◆ MATERIAL PROVIDED
---------------

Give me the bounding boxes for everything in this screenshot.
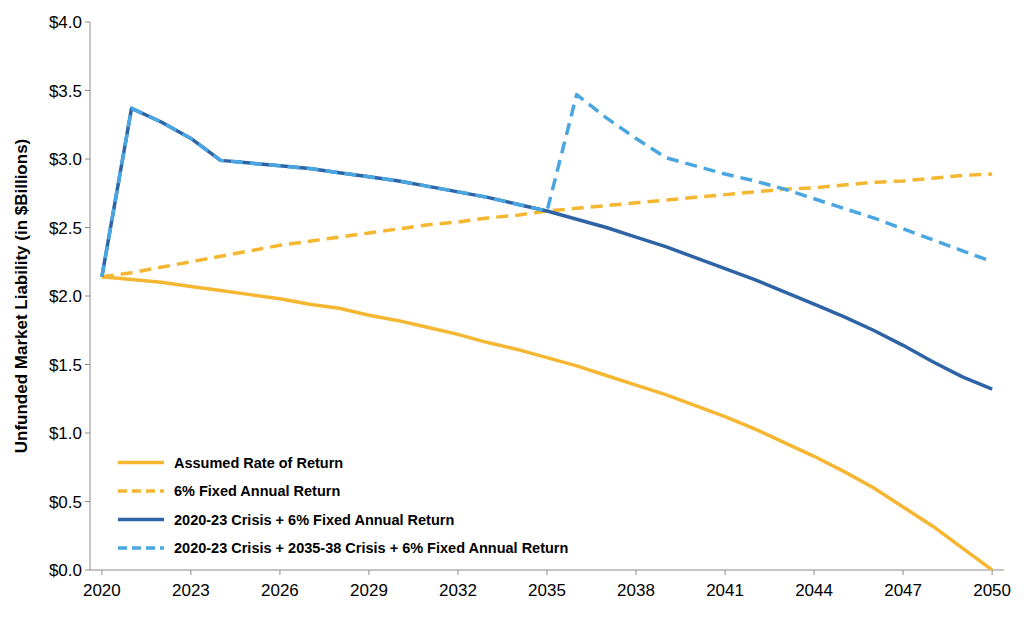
series-line xyxy=(102,277,992,570)
y-tick-label: $3.5 xyxy=(49,82,82,101)
y-tick-label: $2.0 xyxy=(49,287,82,306)
legend-label: 2020-23 Crisis + 6% Fixed Annual Return xyxy=(174,512,454,528)
y-tick xyxy=(85,159,90,160)
y-tick xyxy=(85,22,90,23)
y-axis-label: Unfunded Market Liability (in $Billions) xyxy=(12,139,31,454)
y-tick xyxy=(85,364,90,365)
x-tick-label: 2032 xyxy=(439,581,477,600)
lines xyxy=(102,95,992,570)
x-tick xyxy=(636,570,637,575)
y-tick xyxy=(85,501,90,502)
chart: $0.0 $0.5 $1.0 $1.5 $2.0 $2.5 $3.0 $3.5 $4.0 2020… xyxy=(0,0,1024,619)
legend-label: 6% Fixed Annual Return xyxy=(174,483,340,499)
x-tick xyxy=(190,570,191,575)
x-tick xyxy=(725,570,726,575)
y-tick xyxy=(85,433,90,434)
x-tick xyxy=(992,570,993,575)
y-tick xyxy=(85,90,90,91)
x-tick-label: 2047 xyxy=(884,581,922,600)
x-tick xyxy=(279,570,280,575)
y-tick-label: $2.5 xyxy=(49,219,82,238)
y-tick-label: $1.0 xyxy=(49,424,82,443)
series-line xyxy=(102,95,992,277)
x-tick xyxy=(814,570,815,575)
x-tick-label: 2041 xyxy=(706,581,744,600)
legend: Assumed Rate of Return 6% Fixed Annual Re… xyxy=(118,455,568,557)
x-tick-label: 2023 xyxy=(172,581,210,600)
x-tick xyxy=(547,570,548,575)
x-tick-label: 2044 xyxy=(795,581,833,600)
y-tick-label: $4.0 xyxy=(49,13,82,32)
y-tick xyxy=(85,570,90,571)
x-tick-label: 2029 xyxy=(350,581,388,600)
x-tick xyxy=(368,570,369,575)
legend-label: Assumed Rate of Return xyxy=(174,455,343,471)
y-tick xyxy=(85,227,90,228)
x-tick-label: 2020 xyxy=(83,581,121,600)
legend-swatch xyxy=(118,546,164,550)
series-line xyxy=(102,174,992,277)
legend-swatch xyxy=(118,461,164,465)
legend-swatch xyxy=(118,518,164,522)
x-tick xyxy=(457,570,458,575)
legend-swatch xyxy=(118,489,164,493)
x-tick xyxy=(101,570,102,575)
y-tick-label: $1.5 xyxy=(49,356,82,375)
x-tick xyxy=(903,570,904,575)
y-tick-label: $0.5 xyxy=(49,493,82,512)
y-tick xyxy=(85,296,90,297)
y-tick-label: $0.0 xyxy=(49,561,82,580)
x-tick-label: 2026 xyxy=(261,581,299,600)
x-tick-label: 2035 xyxy=(528,581,566,600)
x-tick-label: 2050 xyxy=(973,581,1011,600)
x-tick-label: 2038 xyxy=(617,581,655,600)
y-tick-label: $3.0 xyxy=(49,150,82,169)
series-line xyxy=(102,108,992,389)
legend-label: 2020-23 Crisis + 2035-38 Crisis + 6% Fix… xyxy=(174,540,568,556)
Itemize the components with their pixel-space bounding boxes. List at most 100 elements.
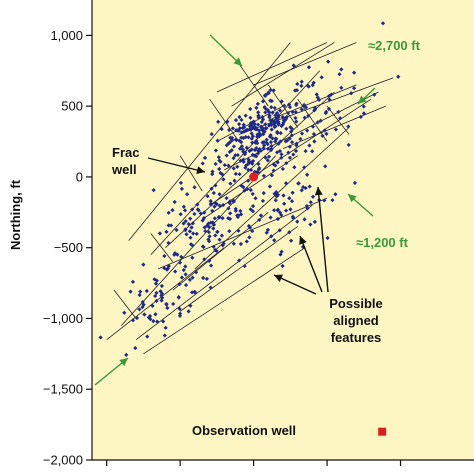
event-point [279, 152, 284, 157]
event-point [237, 146, 243, 151]
event-point [226, 163, 231, 168]
event-point [246, 178, 251, 183]
event-point [158, 289, 163, 294]
event-point [299, 83, 304, 88]
event-point [235, 164, 240, 169]
event-point [244, 239, 249, 244]
aligned-features-label-line3: features [331, 330, 382, 345]
event-point [258, 133, 263, 138]
event-point [177, 260, 183, 265]
event-point [262, 93, 267, 98]
event-point [290, 109, 295, 115]
event-point [206, 237, 211, 242]
y-axis-title: Northing, ft [8, 179, 23, 250]
event-point [260, 198, 266, 204]
event-point [231, 241, 236, 246]
event-point [352, 86, 357, 91]
event-point [225, 119, 230, 124]
event-point [137, 292, 142, 298]
event-point [312, 139, 317, 144]
event-point [286, 110, 291, 116]
event-point [181, 221, 186, 226]
event-point [249, 147, 254, 152]
event-point [216, 119, 221, 124]
event-point [327, 97, 332, 102]
event-point [140, 299, 145, 305]
annotations: Frac well Possible aligned features ≈2,7… [94, 34, 421, 438]
y-tick-label: 1,000 [50, 28, 83, 43]
event-point [254, 105, 259, 110]
event-point [256, 110, 261, 115]
event-point [288, 125, 293, 130]
event-point [217, 166, 222, 172]
event-point [221, 241, 226, 246]
plot-area [92, 0, 474, 460]
event-point [261, 191, 266, 196]
event-point [241, 185, 246, 190]
event-point [293, 109, 298, 115]
event-point [396, 74, 401, 79]
frac-well-label-line1: Frac [112, 145, 139, 160]
event-point [294, 102, 299, 108]
event-point [312, 219, 317, 224]
event-point [247, 235, 252, 240]
event-point [287, 230, 292, 235]
event-point [215, 138, 220, 143]
event-point [310, 149, 315, 154]
event-point [265, 158, 270, 163]
event-point [237, 126, 242, 131]
event-point [124, 352, 129, 357]
cross-feature-line [150, 233, 174, 263]
event-point [189, 225, 194, 230]
event-point [176, 295, 181, 300]
event-point [241, 159, 246, 164]
event-point [164, 267, 170, 272]
event-point [252, 124, 257, 130]
event-point [264, 140, 269, 145]
event-point [211, 226, 216, 231]
event-point [271, 162, 276, 167]
event-point [265, 142, 270, 147]
event-point [325, 235, 330, 241]
event-point [263, 110, 268, 115]
event-point [168, 223, 174, 228]
event-point [178, 212, 183, 217]
event-point [260, 117, 266, 122]
event-point [273, 163, 278, 168]
event-point [238, 241, 243, 247]
event-point [178, 180, 184, 185]
event-point [256, 113, 261, 119]
event-point [315, 120, 320, 125]
event-point [159, 283, 164, 289]
event-point [164, 229, 169, 234]
event-point [230, 126, 235, 131]
event-point [272, 208, 277, 213]
event-point [207, 234, 212, 239]
aligned-feature-line [150, 70, 321, 256]
event-point [268, 147, 274, 153]
y-tick-label: −500 [54, 240, 83, 255]
event-point [173, 269, 178, 274]
event-point [175, 252, 180, 257]
event-point [133, 345, 138, 351]
event-point [372, 92, 377, 97]
aligned-feature-line [106, 247, 225, 341]
event-point [218, 170, 223, 176]
event-point [267, 134, 273, 139]
event-point [312, 108, 317, 113]
event-point [221, 177, 226, 182]
event-point [270, 136, 275, 141]
event-point [225, 141, 231, 147]
event-point [212, 216, 217, 221]
aligned-feature-line [268, 84, 357, 121]
feature-pointer-arrow [299, 235, 323, 293]
event-point [237, 172, 242, 177]
event-point [217, 158, 222, 163]
event-point [246, 161, 251, 166]
event-point [319, 75, 324, 80]
event-point [208, 285, 213, 290]
event-point [122, 310, 127, 315]
event-point [179, 254, 184, 259]
event-point [246, 135, 251, 140]
event-point [187, 229, 192, 234]
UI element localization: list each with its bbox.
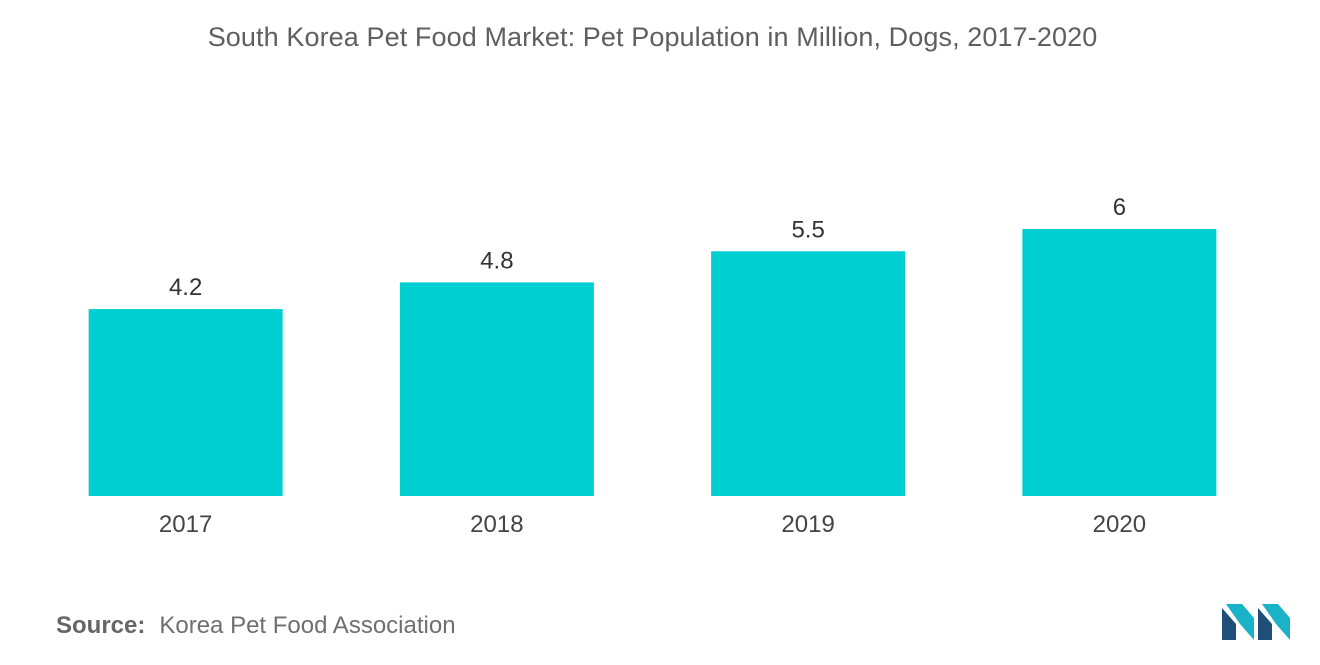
bar-2019 [711, 251, 906, 496]
x-tick-label-2019: 2019 [781, 511, 834, 538]
x-tick-label-2018: 2018 [470, 511, 523, 538]
x-tick-label-2020: 2020 [1093, 511, 1146, 538]
bar-2018 [399, 282, 594, 496]
chart-title: South Korea Pet Food Market: Pet Populat… [207, 22, 1098, 52]
bar-2020 [1022, 229, 1217, 496]
source-text: Korea Pet Food Association [159, 612, 456, 639]
bar-chart: 4.2 2017 4.8 2018 5.5 2019 6 2020 [88, 194, 1217, 538]
source-note: Source: Korea Pet Food Association [56, 612, 456, 640]
mordor-intelligence-logo-icon [1222, 604, 1290, 640]
bar-2017 [88, 309, 283, 496]
value-label-2019: 5.5 [791, 216, 824, 243]
value-label-2017: 4.2 [169, 274, 202, 301]
source-label: Source: [56, 612, 146, 639]
value-label-2020: 6 [1113, 194, 1126, 221]
value-label-2018: 4.8 [480, 247, 513, 274]
x-tick-label-2017: 2017 [159, 511, 212, 538]
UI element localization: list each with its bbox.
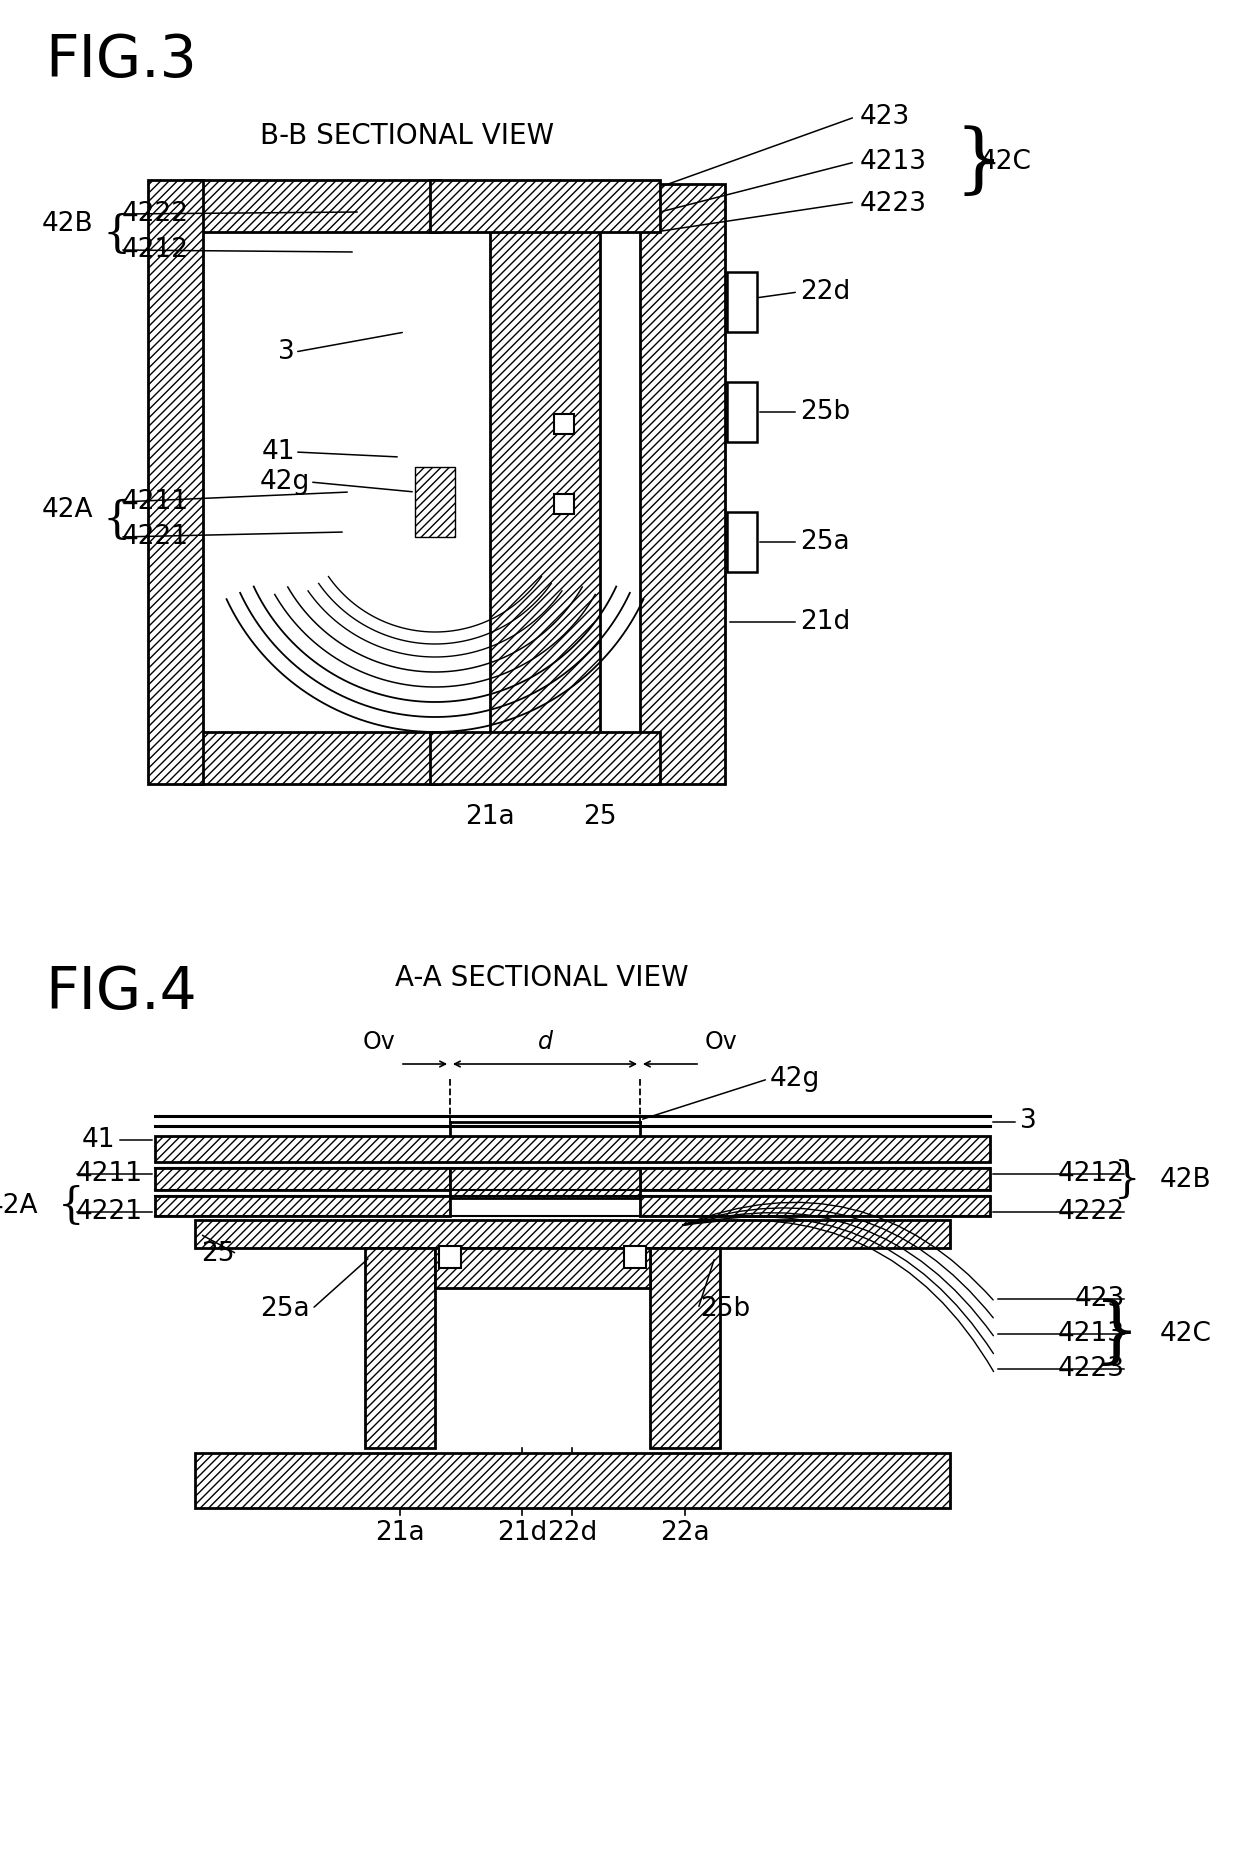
Text: 21d: 21d <box>497 1519 547 1545</box>
Text: 41: 41 <box>82 1128 115 1154</box>
Text: 4222: 4222 <box>122 201 188 227</box>
Text: 25a: 25a <box>260 1295 310 1322</box>
Bar <box>727 382 756 442</box>
Text: 3: 3 <box>278 339 295 365</box>
Text: }: } <box>1094 1299 1140 1370</box>
Bar <box>155 1135 990 1161</box>
Text: 21a: 21a <box>376 1519 425 1545</box>
Text: 42B: 42B <box>1159 1167 1211 1193</box>
Bar <box>148 181 203 785</box>
Text: 25a: 25a <box>800 529 849 555</box>
Text: {: { <box>102 498 130 542</box>
Text: d: d <box>537 1031 553 1053</box>
Bar <box>439 1245 461 1268</box>
Text: 22d: 22d <box>547 1519 598 1545</box>
Bar <box>435 1249 650 1288</box>
Bar <box>430 733 660 785</box>
Bar <box>155 1197 450 1215</box>
Bar <box>185 181 440 231</box>
Text: A-A SECTIONAL VIEW: A-A SECTIONAL VIEW <box>396 964 688 992</box>
Text: 25: 25 <box>201 1241 236 1268</box>
Text: Ov: Ov <box>362 1031 396 1053</box>
Text: {: { <box>58 1186 84 1227</box>
Bar <box>415 468 455 537</box>
Text: Ov: Ov <box>706 1031 738 1053</box>
Bar <box>640 1169 990 1189</box>
Bar <box>490 192 600 736</box>
Bar <box>640 1197 990 1215</box>
Bar <box>554 414 574 434</box>
Text: 4223: 4223 <box>861 190 928 216</box>
Text: 4211: 4211 <box>76 1161 143 1187</box>
Text: 25b: 25b <box>800 399 851 425</box>
Text: }: } <box>1114 1159 1140 1200</box>
Text: {: { <box>102 212 130 255</box>
Bar <box>650 1249 720 1448</box>
Text: 423: 423 <box>861 104 910 130</box>
Bar <box>155 1169 450 1189</box>
Text: 4212: 4212 <box>122 237 188 263</box>
Text: 22d: 22d <box>800 280 851 306</box>
Bar <box>727 272 756 332</box>
Text: 42A: 42A <box>42 498 93 524</box>
Text: 4212: 4212 <box>1058 1161 1125 1187</box>
Text: FIG.4: FIG.4 <box>45 964 197 1021</box>
Bar <box>430 181 660 231</box>
Bar <box>450 1169 640 1199</box>
Bar <box>727 513 756 572</box>
Text: 42g: 42g <box>259 470 310 496</box>
Text: 22a: 22a <box>660 1519 709 1545</box>
Bar <box>185 733 440 785</box>
Text: }: } <box>955 125 1003 199</box>
Text: 4213: 4213 <box>1058 1322 1125 1348</box>
Text: 42B: 42B <box>42 211 94 237</box>
Text: 41: 41 <box>262 440 295 464</box>
Text: 4221: 4221 <box>76 1199 143 1225</box>
Bar <box>195 1454 950 1508</box>
Text: 4213: 4213 <box>861 149 928 175</box>
Text: 42g: 42g <box>770 1066 820 1092</box>
Text: 4222: 4222 <box>1058 1199 1125 1225</box>
Text: 4211: 4211 <box>122 488 188 514</box>
Bar <box>624 1245 646 1268</box>
Text: 42C: 42C <box>980 149 1032 175</box>
Text: FIG.3: FIG.3 <box>45 32 197 89</box>
Text: 42C: 42C <box>1159 1322 1211 1348</box>
Text: 4223: 4223 <box>1058 1355 1125 1381</box>
Bar <box>554 494 574 514</box>
Bar <box>640 185 725 785</box>
Text: 25b: 25b <box>701 1295 750 1322</box>
Bar <box>365 1249 435 1448</box>
Text: 25: 25 <box>583 803 616 829</box>
Text: B-B SECTIONAL VIEW: B-B SECTIONAL VIEW <box>260 121 554 149</box>
Text: 21a: 21a <box>465 803 515 829</box>
Text: 21d: 21d <box>800 610 851 636</box>
Text: 423: 423 <box>1075 1286 1125 1312</box>
Bar <box>195 1221 950 1249</box>
Text: 3: 3 <box>1021 1107 1037 1133</box>
Text: 42A: 42A <box>0 1193 38 1219</box>
Text: 4221: 4221 <box>122 524 188 550</box>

---------------

◆ EXERCISE PROMPT
Format the lines from the one holding "series-line xyxy=(102,277,992,570)" through the one holding "y-axis-label: Unfunded Market", both included, as a JSON list of strings, one string per line, leaving out any blank lines.

◆ THE SOLUTION
[
  "series-line xyxy=(102,277,992,570)",
  "y-tick-label: $3.5 xyxy=(49,82,82,101)",
  "y-tick-label: $2.0 xyxy=(49,287,82,306)",
  "legend-label: 2020-23 Crisis + 6% Fixed Annual Return xyxy=(174,512,454,528)",
  "y-tick xyxy=(85,159,90,160)",
  "y-tick xyxy=(85,22,90,23)",
  "y-axis-label: Unfunded Market Liability (in $Billions) xyxy=(12,139,31,454)"
]